Your instructions
Write the passage that would follow the final sentence of the commentary below on the Charité seating guidelines for orchestra musicians during the coronavirus pandemic.
*** Provided text Section Begins ***
Distant prospects for concerts

Researchers from the Charité Medical Hospital in Berlin have issued new guidelines on separation of the seating of orchestra musicians during the coronavirus pandemic, and the figures don’t look promising for resumption of symphonic concerts.

The guidelines recommend that string players be positioned 1.5 meters (about 5 feet) apart, wind players 2 meters (about 6.7 feet) distant from one another, with brass musicians playing behind plexiglass shields, and with conductors positioned at least 1.5 meters from the nearest player.

Given the size of most concert-hall stages, those numbers suggest that a chamber orchestra is the largest group that could be accommodated. And given the distances between musicians, significant issues of ensemble sound arise.

If this guidance is followed by orchestras, listeners could expect to hear more baroque, classical, modern neoclassical and large-scale chamber repertory such as octets and nonets, not much from the romantic era, none of the late-romantic and early modern big-orchestra blockbusters, and markedly different orchestral sound textures, more dependent than ever on the acoustics of the performance space.
*** Provided text Section Ends ***
*** Recorded information Section Begins ***
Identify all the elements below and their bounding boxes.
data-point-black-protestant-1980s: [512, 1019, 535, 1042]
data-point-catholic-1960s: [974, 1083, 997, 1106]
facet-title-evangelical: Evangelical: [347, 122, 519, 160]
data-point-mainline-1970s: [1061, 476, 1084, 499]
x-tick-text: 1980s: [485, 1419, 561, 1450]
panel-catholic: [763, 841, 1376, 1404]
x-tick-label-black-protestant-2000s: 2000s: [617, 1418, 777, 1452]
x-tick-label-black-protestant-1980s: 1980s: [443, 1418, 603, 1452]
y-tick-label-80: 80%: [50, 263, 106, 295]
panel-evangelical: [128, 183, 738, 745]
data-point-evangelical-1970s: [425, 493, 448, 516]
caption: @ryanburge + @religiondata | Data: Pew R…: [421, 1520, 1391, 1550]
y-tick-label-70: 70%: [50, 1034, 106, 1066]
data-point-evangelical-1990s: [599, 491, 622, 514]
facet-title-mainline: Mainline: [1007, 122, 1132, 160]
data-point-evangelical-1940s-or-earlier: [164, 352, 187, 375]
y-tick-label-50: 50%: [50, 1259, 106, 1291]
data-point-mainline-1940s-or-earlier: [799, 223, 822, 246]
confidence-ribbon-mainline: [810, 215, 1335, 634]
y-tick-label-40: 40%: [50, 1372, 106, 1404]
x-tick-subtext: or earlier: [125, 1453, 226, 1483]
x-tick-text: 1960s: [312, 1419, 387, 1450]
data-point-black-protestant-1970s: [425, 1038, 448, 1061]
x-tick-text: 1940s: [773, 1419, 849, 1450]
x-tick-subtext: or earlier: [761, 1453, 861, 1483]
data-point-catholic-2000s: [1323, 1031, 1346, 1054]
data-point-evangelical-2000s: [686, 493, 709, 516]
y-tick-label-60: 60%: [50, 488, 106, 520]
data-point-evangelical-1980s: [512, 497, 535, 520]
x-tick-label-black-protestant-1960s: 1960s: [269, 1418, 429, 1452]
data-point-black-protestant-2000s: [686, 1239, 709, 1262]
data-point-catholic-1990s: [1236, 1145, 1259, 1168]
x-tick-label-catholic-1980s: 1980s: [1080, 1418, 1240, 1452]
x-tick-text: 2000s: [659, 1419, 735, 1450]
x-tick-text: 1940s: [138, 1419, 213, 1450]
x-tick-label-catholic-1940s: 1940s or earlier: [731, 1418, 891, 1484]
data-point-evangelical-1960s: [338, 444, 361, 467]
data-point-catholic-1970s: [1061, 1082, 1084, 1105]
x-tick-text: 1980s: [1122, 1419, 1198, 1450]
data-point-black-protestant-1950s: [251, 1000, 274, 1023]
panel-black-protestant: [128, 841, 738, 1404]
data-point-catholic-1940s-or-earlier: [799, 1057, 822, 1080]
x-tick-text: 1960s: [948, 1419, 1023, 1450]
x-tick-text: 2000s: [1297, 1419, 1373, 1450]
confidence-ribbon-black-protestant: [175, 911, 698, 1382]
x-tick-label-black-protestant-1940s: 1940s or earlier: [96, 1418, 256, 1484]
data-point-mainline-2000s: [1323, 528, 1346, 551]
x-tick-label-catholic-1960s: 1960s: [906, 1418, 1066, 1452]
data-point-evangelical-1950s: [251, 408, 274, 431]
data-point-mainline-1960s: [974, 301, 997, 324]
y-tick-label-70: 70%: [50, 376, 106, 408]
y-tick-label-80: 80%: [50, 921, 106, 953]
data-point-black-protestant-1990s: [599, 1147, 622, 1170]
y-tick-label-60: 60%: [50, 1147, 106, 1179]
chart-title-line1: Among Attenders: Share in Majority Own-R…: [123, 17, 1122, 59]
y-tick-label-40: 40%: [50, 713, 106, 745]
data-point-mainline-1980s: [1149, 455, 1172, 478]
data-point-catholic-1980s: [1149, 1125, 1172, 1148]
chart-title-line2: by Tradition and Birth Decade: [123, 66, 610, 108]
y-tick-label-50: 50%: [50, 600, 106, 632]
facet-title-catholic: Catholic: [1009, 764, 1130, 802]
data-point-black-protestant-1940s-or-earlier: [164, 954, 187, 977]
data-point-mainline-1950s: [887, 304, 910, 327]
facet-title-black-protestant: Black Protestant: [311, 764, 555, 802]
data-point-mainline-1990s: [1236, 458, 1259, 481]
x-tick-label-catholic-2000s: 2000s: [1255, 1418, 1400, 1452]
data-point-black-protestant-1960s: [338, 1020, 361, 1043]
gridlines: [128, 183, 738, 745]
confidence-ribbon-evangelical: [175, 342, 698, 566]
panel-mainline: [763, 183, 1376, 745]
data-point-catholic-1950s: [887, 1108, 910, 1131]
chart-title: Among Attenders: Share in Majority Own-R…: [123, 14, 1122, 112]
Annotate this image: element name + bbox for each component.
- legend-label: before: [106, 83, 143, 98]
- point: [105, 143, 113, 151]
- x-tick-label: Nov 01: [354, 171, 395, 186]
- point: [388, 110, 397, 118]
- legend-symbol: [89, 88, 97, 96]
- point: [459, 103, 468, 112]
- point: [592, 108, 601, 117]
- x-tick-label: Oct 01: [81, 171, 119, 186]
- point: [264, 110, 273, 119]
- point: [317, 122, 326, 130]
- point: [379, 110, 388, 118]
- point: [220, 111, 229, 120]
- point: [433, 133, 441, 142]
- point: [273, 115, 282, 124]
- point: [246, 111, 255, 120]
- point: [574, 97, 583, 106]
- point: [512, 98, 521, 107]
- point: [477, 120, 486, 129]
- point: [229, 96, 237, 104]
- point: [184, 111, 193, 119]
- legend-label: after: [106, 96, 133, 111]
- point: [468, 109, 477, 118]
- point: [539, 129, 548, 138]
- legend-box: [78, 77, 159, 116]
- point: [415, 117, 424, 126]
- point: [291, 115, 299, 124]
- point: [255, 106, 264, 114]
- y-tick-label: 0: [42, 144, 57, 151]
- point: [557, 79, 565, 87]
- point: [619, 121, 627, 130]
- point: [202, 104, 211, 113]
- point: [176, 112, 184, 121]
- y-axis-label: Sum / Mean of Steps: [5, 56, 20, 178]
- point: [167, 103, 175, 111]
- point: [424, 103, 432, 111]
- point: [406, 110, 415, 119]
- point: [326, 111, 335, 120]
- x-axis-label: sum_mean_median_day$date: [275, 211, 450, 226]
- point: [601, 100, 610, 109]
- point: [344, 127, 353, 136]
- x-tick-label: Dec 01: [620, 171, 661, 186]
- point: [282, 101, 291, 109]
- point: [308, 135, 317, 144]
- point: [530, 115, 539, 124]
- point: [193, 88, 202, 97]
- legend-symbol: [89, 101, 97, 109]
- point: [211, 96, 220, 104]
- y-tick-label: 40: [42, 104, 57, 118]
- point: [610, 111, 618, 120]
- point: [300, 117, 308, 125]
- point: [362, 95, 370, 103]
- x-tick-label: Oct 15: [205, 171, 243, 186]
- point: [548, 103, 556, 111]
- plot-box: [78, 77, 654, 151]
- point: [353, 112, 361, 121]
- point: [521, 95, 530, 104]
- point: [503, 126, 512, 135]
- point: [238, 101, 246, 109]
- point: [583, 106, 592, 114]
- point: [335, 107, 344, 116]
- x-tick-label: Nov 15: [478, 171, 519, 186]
*** Recorded information Section Ends ***
Result for this task
Details on the guidelines from Vienna’s Wiener Zeitung newspaper (in German, English translation enabled):

http://www.wienerzeitung.at/nachrichten/kultur/klassik/2059818-Orchester-Regeln-der-Berliner-Charite.html

Preliminary findings from researchers at the Bundeswehr University of Munich, examining “both the spit-like (ballistic) spread of larger droplets and the flow-related spread of small droplets (aerosol) when making music,” suggest that professional choral singers spread larger droplets half a meter (about 1.8 feet) or less, and that most wind musicians project droplets 1 meter or less.

Their report is summarized in this article from the Swiss online newsletter Katholisches Medienzentrum (in German, English translation enabled):

Infektionsrisiko beim Chorsingen begrenzt

(Note that the Munich research addresses professional singers, who are trained not to emit as much air as amateurs in vocalizing.)

(via http://slippedisc.com)

None of that touches on the issue of social distancing in seating audiences. Is it economically feasible to stage a concert in which patrons need to sit six feet apart – in effect, leaving two-thirds of seats vacant? One European source tells me that concert promoters there are considering schemes in which patrons are required to purchase multiple seats, or even rows of seats, to attend performances.